Direction: Collect all lines from the records below that include the word "PARCHI".
start Entries provided
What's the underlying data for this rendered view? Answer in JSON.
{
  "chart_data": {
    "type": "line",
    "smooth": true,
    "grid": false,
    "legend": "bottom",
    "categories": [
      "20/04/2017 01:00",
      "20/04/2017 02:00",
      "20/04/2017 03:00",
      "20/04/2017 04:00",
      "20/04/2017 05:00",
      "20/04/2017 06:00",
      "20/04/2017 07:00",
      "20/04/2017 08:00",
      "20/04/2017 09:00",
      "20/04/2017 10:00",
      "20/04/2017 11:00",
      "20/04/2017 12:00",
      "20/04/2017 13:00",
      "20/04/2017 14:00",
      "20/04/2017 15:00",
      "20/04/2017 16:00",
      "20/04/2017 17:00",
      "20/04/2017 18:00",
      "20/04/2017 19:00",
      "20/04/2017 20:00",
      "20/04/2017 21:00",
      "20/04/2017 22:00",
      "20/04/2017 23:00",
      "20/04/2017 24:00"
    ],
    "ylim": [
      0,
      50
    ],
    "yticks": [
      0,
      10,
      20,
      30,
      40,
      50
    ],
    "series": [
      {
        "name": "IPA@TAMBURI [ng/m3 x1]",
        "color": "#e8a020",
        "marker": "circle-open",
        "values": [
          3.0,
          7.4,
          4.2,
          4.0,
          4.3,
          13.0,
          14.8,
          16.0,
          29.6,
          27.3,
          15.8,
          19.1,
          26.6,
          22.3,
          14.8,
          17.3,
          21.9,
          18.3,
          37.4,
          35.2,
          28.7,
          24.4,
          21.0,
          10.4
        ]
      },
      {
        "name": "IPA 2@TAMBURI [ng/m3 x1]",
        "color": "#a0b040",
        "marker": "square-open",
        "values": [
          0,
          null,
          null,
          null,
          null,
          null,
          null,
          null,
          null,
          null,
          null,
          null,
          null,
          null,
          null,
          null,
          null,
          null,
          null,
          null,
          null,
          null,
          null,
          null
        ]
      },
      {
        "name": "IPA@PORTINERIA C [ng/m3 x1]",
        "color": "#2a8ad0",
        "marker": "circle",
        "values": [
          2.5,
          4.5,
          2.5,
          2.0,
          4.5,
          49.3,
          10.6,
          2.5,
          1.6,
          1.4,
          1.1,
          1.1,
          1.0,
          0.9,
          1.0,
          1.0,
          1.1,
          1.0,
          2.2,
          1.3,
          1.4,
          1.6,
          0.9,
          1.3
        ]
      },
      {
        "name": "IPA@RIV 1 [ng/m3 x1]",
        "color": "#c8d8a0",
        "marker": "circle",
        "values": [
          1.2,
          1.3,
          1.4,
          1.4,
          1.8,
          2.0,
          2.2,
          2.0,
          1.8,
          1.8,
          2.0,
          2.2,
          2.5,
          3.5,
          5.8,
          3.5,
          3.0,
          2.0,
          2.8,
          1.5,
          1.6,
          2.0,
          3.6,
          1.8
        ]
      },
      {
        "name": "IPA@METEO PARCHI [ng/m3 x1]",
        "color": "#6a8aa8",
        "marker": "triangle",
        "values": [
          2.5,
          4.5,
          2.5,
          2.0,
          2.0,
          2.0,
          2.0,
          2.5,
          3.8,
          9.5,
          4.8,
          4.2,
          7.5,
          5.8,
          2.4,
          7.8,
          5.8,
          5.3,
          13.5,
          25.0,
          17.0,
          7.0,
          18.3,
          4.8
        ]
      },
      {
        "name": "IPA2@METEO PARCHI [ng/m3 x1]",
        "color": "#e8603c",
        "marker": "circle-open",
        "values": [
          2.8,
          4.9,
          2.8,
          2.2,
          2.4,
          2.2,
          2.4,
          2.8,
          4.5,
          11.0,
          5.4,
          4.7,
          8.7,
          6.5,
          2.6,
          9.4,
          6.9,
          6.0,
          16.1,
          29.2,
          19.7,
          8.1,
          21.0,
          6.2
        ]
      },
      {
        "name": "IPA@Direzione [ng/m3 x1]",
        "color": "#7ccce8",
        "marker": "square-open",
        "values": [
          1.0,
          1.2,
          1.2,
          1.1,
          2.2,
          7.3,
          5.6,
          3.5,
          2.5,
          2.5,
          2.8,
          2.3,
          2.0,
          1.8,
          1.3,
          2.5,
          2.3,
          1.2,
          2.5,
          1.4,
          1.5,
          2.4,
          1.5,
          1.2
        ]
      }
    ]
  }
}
end Entries provided
In response:
        "name": "IPA@METEO PARCHI [ng/m3 x1]",
        "name": "IPA2@METEO PARCHI [ng/m3 x1]",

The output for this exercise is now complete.